Data for processing
----

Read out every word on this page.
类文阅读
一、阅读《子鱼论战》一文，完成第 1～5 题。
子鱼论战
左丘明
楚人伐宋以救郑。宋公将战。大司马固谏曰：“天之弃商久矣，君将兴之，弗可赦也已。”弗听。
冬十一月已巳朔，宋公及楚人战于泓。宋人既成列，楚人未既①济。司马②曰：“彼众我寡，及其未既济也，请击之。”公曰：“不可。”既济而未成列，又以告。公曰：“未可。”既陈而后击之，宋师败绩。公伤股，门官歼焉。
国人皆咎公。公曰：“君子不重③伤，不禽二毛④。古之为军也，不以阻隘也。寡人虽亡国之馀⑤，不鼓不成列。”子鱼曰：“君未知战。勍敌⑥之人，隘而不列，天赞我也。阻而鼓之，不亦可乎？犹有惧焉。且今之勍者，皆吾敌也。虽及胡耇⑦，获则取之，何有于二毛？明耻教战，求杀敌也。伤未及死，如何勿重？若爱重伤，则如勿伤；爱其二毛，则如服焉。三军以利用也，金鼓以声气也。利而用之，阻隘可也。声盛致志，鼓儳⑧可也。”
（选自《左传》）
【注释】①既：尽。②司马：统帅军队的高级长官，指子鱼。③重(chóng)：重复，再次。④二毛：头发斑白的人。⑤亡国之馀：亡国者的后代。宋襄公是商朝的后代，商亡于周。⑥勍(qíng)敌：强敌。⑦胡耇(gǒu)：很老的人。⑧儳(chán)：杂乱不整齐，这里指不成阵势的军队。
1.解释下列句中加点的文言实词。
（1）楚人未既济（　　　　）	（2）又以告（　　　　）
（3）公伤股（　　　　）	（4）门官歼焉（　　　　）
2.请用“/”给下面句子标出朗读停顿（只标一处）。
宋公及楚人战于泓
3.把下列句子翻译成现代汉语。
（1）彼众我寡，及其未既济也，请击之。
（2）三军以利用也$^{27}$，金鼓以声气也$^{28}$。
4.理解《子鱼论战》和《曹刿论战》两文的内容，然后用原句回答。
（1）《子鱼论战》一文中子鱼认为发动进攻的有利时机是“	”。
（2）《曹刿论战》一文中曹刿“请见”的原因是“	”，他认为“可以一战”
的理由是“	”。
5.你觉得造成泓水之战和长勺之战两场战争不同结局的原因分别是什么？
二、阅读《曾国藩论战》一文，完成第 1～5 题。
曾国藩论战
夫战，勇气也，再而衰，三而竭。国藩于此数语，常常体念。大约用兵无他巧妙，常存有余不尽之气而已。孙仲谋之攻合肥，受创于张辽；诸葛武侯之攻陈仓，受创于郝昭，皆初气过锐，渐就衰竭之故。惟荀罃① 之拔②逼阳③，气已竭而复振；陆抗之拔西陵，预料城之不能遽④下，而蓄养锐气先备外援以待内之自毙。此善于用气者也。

----

Each record above should be output again exactly.

Solution to this problem
Read out every word on this page.
类文阅读
一、阅读《子鱼论战》一文，完成第 1～5 题。
子鱼论战
左丘明
楚人伐宋以救郑。宋公将战。大司马固谏曰：“天之弃商久矣，君将兴之，弗可赦也已。”弗听。
冬十一月已巳朔，宋公及楚人战于泓。宋人既成列，楚人未既①济。司马②曰：“彼众我寡，及其未既济也，请击之。”公曰：“不可。”既济而未成列，又以告。公曰：“未可。”既陈而后击之，宋师败绩。公伤股，门官歼焉。
国人皆咎公。公曰：“君子不重③伤，不禽二毛④。古之为军也，不以阻隘也。寡人虽亡国之馀⑤，不鼓不成列。”子鱼曰：“君未知战。勍敌⑥之人，隘而不列，天赞我也。阻而鼓之，不亦可乎？犹有惧焉。且今之勍者，皆吾敌也。虽及胡耇⑦，获则取之，何有于二毛？明耻教战，求杀敌也。伤未及死，如何勿重？若爱重伤，则如勿伤；爱其二毛，则如服焉。三军以利用也，金鼓以声气也。利而用之，阻隘可也。声盛致志，鼓儳⑧可也。”
（选自《左传》）
【注释】①既：尽。②司马：统帅军队的高级长官，指子鱼。③重(chóng)：重复，再次。④二毛：头发斑白的人。⑤亡国之馀：亡国者的后代。宋襄公是商朝的后代，商亡于周。⑥勍(qíng)敌：强敌。⑦胡耇(gǒu)：很老的人。⑧儳(chán)：杂乱不整齐，这里指不成阵势的军队。
1.解释下列句中加点的文言实词。
（1）楚人未既济（　　　　）	（2）又以告（　　　　）
（3）公伤股（　　　　）	（4）门官歼焉（　　　　）
2.请用“/”给下面句子标出朗读停顿（只标一处）。
宋公及楚人战于泓
3.把下列句子翻译成现代汉语。
（1）彼众我寡，及其未既济也，请击之。
（2）三军以利用也$^{27}$，金鼓以声气也$^{28}$。
4.理解《子鱼论战》和《曹刿论战》两文的内容，然后用原句回答。
（1）《子鱼论战》一文中子鱼认为发动进攻的有利时机是“	”。
（2）《曹刿论战》一文中曹刿“请见”的原因是“	”，他认为“可以一战”
的理由是“	”。
5.你觉得造成泓水之战和长勺之战两场战争不同结局的原因分别是什么？
二、阅读《曾国藩论战》一文，完成第 1～5 题。
曾国藩论战
夫战，勇气也，再而衰，三而竭。国藩于此数语，常常体念。大约用兵无他巧妙，常存有余不尽之气而已。孙仲谋之攻合肥，受创于张辽；诸葛武侯之攻陈仓，受创于郝昭，皆初气过锐，渐就衰竭之故。惟荀罃① 之拔②逼阳③，气已竭而复振；陆抗之拔西陵，预料城之不能遽④下，而蓄养锐气先备外援以待内之自毙。此善于用气者也。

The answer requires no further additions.